● **Records provided**
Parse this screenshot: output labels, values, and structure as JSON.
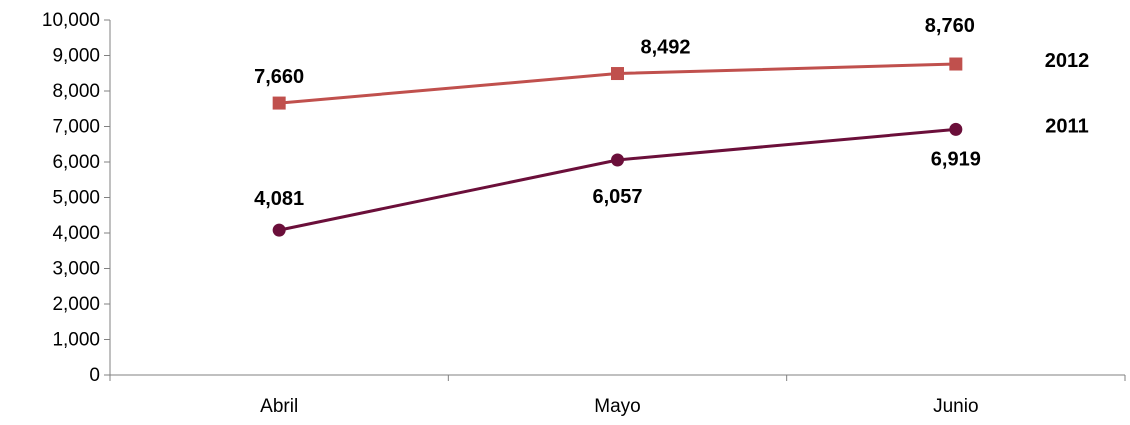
{
  "chart_data": {
    "type": "line",
    "categories": [
      "Abril",
      "Mayo",
      "Junio"
    ],
    "series": [
      {
        "name": "2012",
        "values": [
          7660,
          8492,
          8760
        ],
        "color": "#c0504d",
        "marker": "square",
        "value_labels": [
          "7,660",
          "8,492",
          "8,760"
        ]
      },
      {
        "name": "2011",
        "values": [
          4081,
          6057,
          6919
        ],
        "color": "#6b0f3a",
        "marker": "circle",
        "value_labels": [
          "4,081",
          "6,057",
          "6,919"
        ]
      }
    ],
    "ylim": [
      0,
      10000
    ],
    "yticks": [
      {
        "value": 0,
        "label": "0"
      },
      {
        "value": 1000,
        "label": "1,000"
      },
      {
        "value": 2000,
        "label": "2,000"
      },
      {
        "value": 3000,
        "label": "3,000"
      },
      {
        "value": 4000,
        "label": "4,000"
      },
      {
        "value": 5000,
        "label": "5,000"
      },
      {
        "value": 6000,
        "label": "6,000"
      },
      {
        "value": 7000,
        "label": "7,000"
      },
      {
        "value": 8000,
        "label": "8,000"
      },
      {
        "value": 9000,
        "label": "9,000"
      },
      {
        "value": 10000,
        "label": "10,000"
      }
    ],
    "grid": false,
    "legend": "series labels at right end of lines"
  }
}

● **What to produce**
Strip out the images, then output the records above word for word.

● **Answer for this exercise**
Parse this screenshot: output labels, values, and structure as JSON.
{
  "chart_data": {
    "type": "line",
    "categories": [
      "Abril",
      "Mayo",
      "Junio"
    ],
    "series": [
      {
        "name": "2012",
        "values": [
          7660,
          8492,
          8760
        ],
        "color": "#c0504d",
        "marker": "square",
        "value_labels": [
          "7,660",
          "8,492",
          "8,760"
        ]
      },
      {
        "name": "2011",
        "values": [
          4081,
          6057,
          6919
        ],
        "color": "#6b0f3a",
        "marker": "circle",
        "value_labels": [
          "4,081",
          "6,057",
          "6,919"
        ]
      }
    ],
    "ylim": [
      0,
      10000
    ],
    "yticks": [
      {
        "value": 0,
        "label": "0"
      },
      {
        "value": 1000,
        "label": "1,000"
      },
      {
        "value": 2000,
        "label": "2,000"
      },
      {
        "value": 3000,
        "label": "3,000"
      },
      {
        "value": 4000,
        "label": "4,000"
      },
      {
        "value": 5000,
        "label": "5,000"
      },
      {
        "value": 6000,
        "label": "6,000"
      },
      {
        "value": 7000,
        "label": "7,000"
      },
      {
        "value": 8000,
        "label": "8,000"
      },
      {
        "value": 9000,
        "label": "9,000"
      },
      {
        "value": 10000,
        "label": "10,000"
      }
    ],
    "grid": false,
    "legend": "series labels at right end of lines"
  }
}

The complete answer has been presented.